[Recorded data]
-- Start --

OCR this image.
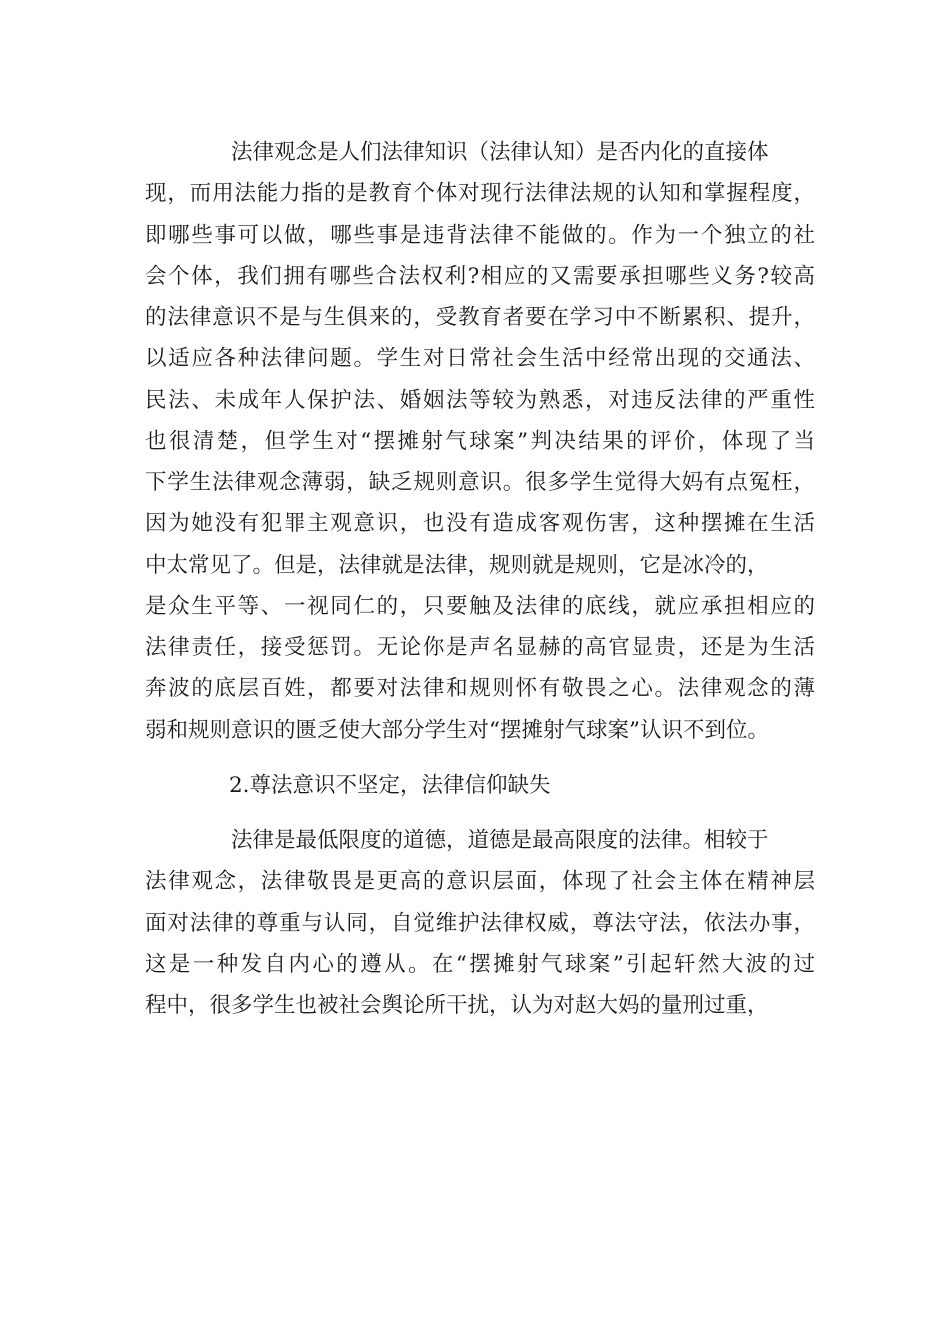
法律观念是人们法律知识（法律认知）是否内化的直接体
现，而用法能力指的是教育个体对现行法律法规的认知和掌握程度，
即哪些事可以做，哪些事是违背法律不能做的。作为一个独立的社
会个体，我们拥有哪些合法权利?相应的又需要承担哪些义务?较高
的法律意识不是与生俱来的，受教育者要在学习中不断累积、提升，
以适应各种法律问题。学生对日常社会生活中经常出现的交通法、
民法、未成年人保护法、婚姻法等较为熟悉，对违反法律的严重性
也很清楚，但学生对“摆摊射气球案”判决结果的评价，体现了当
下学生法律观念薄弱，缺乏规则意识。很多学生觉得大妈有点冤枉，
因为她没有犯罪主观意识，也没有造成客观伤害，这种摆摊在生活
中太常见了。但是，法律就是法律，规则就是规则，它是冰冷的，
是众生平等、一视同仁的，只要触及法律的底线，就应承担相应的
法律责任，接受惩罚。无论你是声名显赫的高官显贵，还是为生活
奔波的底层百姓，都要对法律和规则怀有敬畏之心。法律观念的薄
弱和规则意识的匮乏使大部分学生对“摆摊射气球案”认识不到位。
2.尊法意识不坚定，法律信仰缺失
法律是最低限度的道德，道德是最高限度的法律。相较于
法律观念，法律敬畏是更高的意识层面，体现了社会主体在精神层
面对法律的尊重与认同，自觉维护法律权威，尊法守法，依法办事，
这是一种发自内心的遵从。在“摆摊射气球案”引起轩然大波的过
程中，很多学生也被社会舆论所干扰，认为对赵大妈的量刑过重，
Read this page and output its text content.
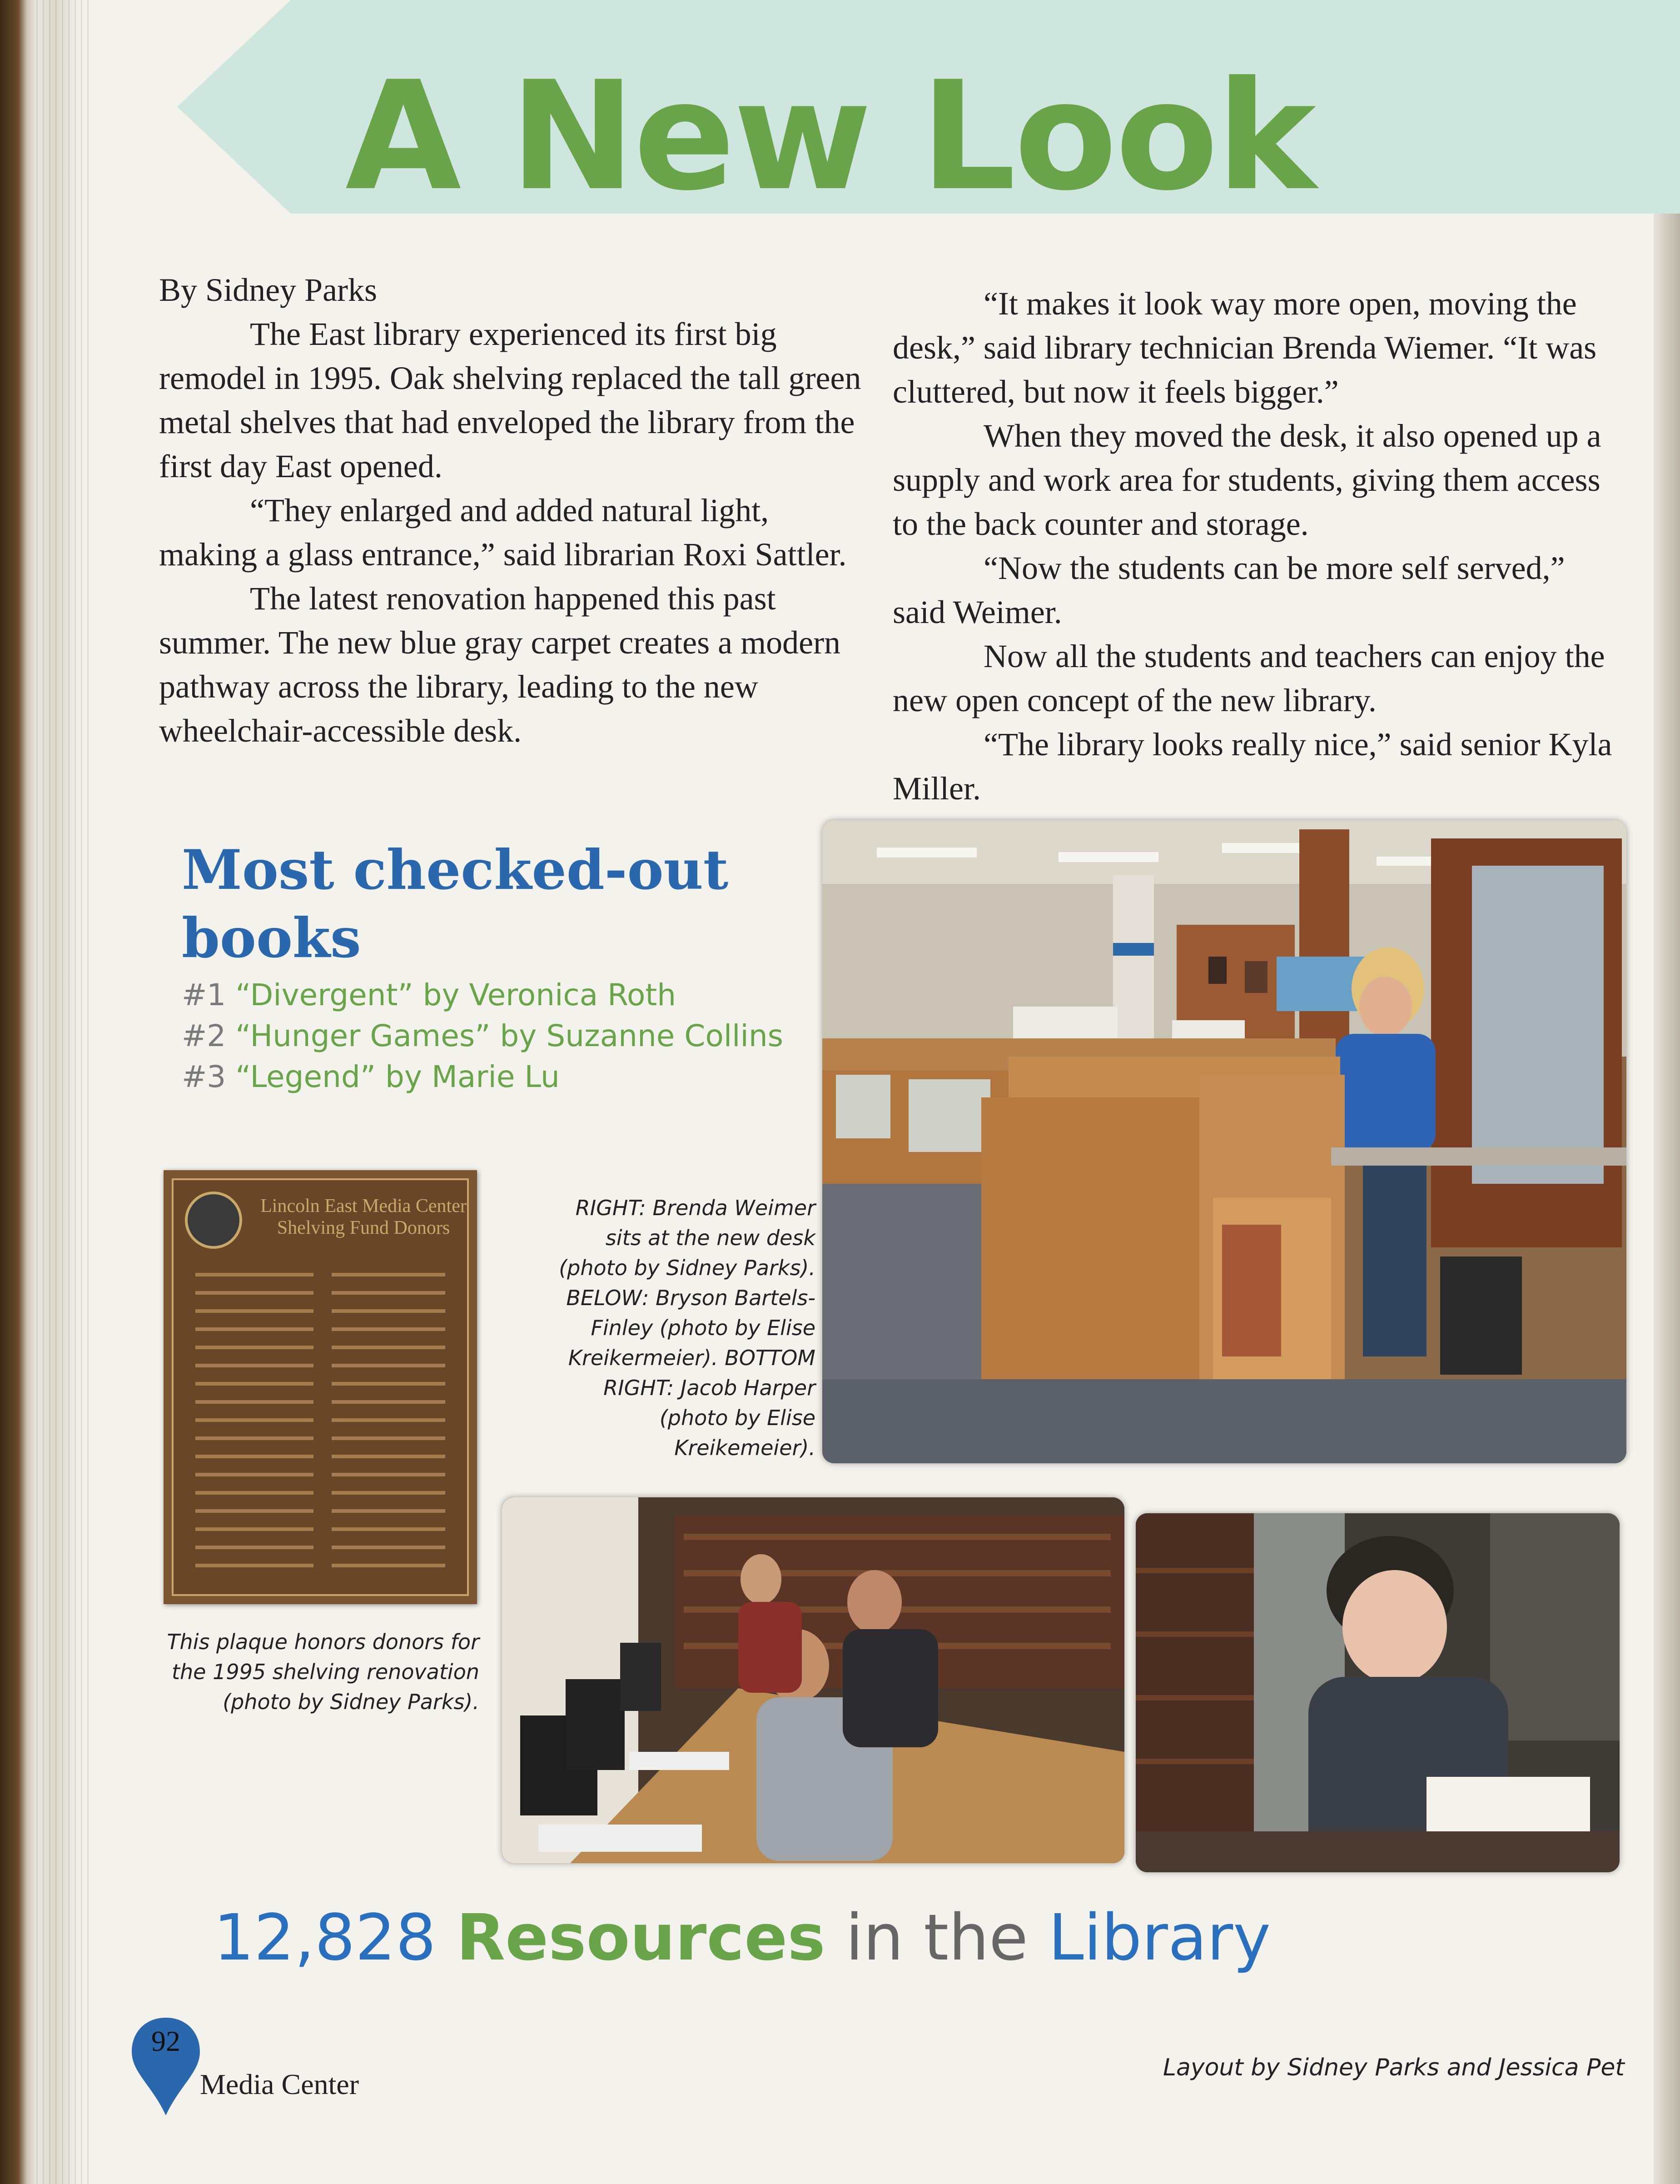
A New Look

By Sidney Parks

The East library experienced its first big remodel in 1995. Oak shelving replaced the tall green metal shelves that had enveloped the library from the first day East opened.

“They enlarged and added natural light, making a glass entrance,” said librarian Roxi Sattler.

The latest renovation happened this past summer. The new blue gray carpet creates a modern pathway across the library, leading to the new wheelchair-accessible desk.

“It makes it look way more open, moving the desk,” said library technician Brenda Wiemer. “It was cluttered, but now it feels bigger.”

When they moved the desk, it also opened up a supply and work area for students, giving them access to the back counter and storage.

“Now the students can be more self served,” said Weimer.

Now all the students and teachers can enjoy the new open concept of the new library.

“The library looks really nice,” said senior Kyla Miller.

Most checked-out books
#1 “Divergent” by Veronica Roth
#2 “Hunger Games” by Suzanne Collins
#3 “Legend” by Marie Lu
Lincoln East Media Center Shelving Fund Donors
RIGHT: Brenda Weimer sits at the new desk (photo by Sidney Parks). BELOW: Bryson Bartels-Finley (photo by Elise Kreikermeier). BOTTOM RIGHT: Jacob Harper (photo by Elise Kreikemeier).
This plaque honors donors for the 1995 shelving renovation (photo by Sidney Parks).
12,828 Resources in the Library
92
Media Center
Layout by Sidney Parks and Jessica Pet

-- End --

§ **THE PROBLEM**
Your task is an exact transcription of all the data, minus the pictures.

§ **SOLUTION FOR THIS PROBLEM**
OCR this image.
法律观念是人们法律知识（法律认知）是否内化的直接体
现，而用法能力指的是教育个体对现行法律法规的认知和掌握程度，
即哪些事可以做，哪些事是违背法律不能做的。作为一个独立的社
会个体，我们拥有哪些合法权利?相应的又需要承担哪些义务?较高
的法律意识不是与生俱来的，受教育者要在学习中不断累积、提升，
以适应各种法律问题。学生对日常社会生活中经常出现的交通法、
民法、未成年人保护法、婚姻法等较为熟悉，对违反法律的严重性
也很清楚，但学生对“摆摊射气球案”判决结果的评价，体现了当
下学生法律观念薄弱，缺乏规则意识。很多学生觉得大妈有点冤枉，
因为她没有犯罪主观意识，也没有造成客观伤害，这种摆摊在生活
中太常见了。但是，法律就是法律，规则就是规则，它是冰冷的，
是众生平等、一视同仁的，只要触及法律的底线，就应承担相应的
法律责任，接受惩罚。无论你是声名显赫的高官显贵，还是为生活
奔波的底层百姓，都要对法律和规则怀有敬畏之心。法律观念的薄
弱和规则意识的匮乏使大部分学生对“摆摊射气球案”认识不到位。
2.尊法意识不坚定，法律信仰缺失
法律是最低限度的道德，道德是最高限度的法律。相较于
法律观念，法律敬畏是更高的意识层面，体现了社会主体在精神层
面对法律的尊重与认同，自觉维护法律权威，尊法守法，依法办事，
这是一种发自内心的遵从。在“摆摊射气球案”引起轩然大波的过
程中，很多学生也被社会舆论所干扰，认为对赵大妈的量刑过重，
Read this page and output its text content.
A New Look

By Sidney Parks

The East library experienced its first big remodel in 1995. Oak shelving replaced the tall green metal shelves that had enveloped the library from the first day East opened.

“They enlarged and added natural light, making a glass entrance,” said librarian Roxi Sattler.

The latest renovation happened this past summer. The new blue gray carpet creates a modern pathway across the library, leading to the new wheelchair-accessible desk.

“It makes it look way more open, moving the desk,” said library technician Brenda Wiemer. “It was cluttered, but now it feels bigger.”

When they moved the desk, it also opened up a supply and work area for students, giving them access to the back counter and storage.

“Now the students can be more self served,” said Weimer.

Now all the students and teachers can enjoy the new open concept of the new library.

“The library looks really nice,” said senior Kyla Miller.

Most checked-out books
#1 “Divergent” by Veronica Roth
#2 “Hunger Games” by Suzanne Collins
#3 “Legend” by Marie Lu
Lincoln East Media Center Shelving Fund Donors
RIGHT: Brenda Weimer sits at the new desk (photo by Sidney Parks). BELOW: Bryson Bartels-Finley (photo by Elise Kreikermeier). BOTTOM RIGHT: Jacob Harper (photo by Elise Kreikemeier).
This plaque honors donors for the 1995 shelving renovation (photo by Sidney Parks).
12,828 Resources in the Library
92
Media Center
Layout by Sidney Parks and Jessica Pet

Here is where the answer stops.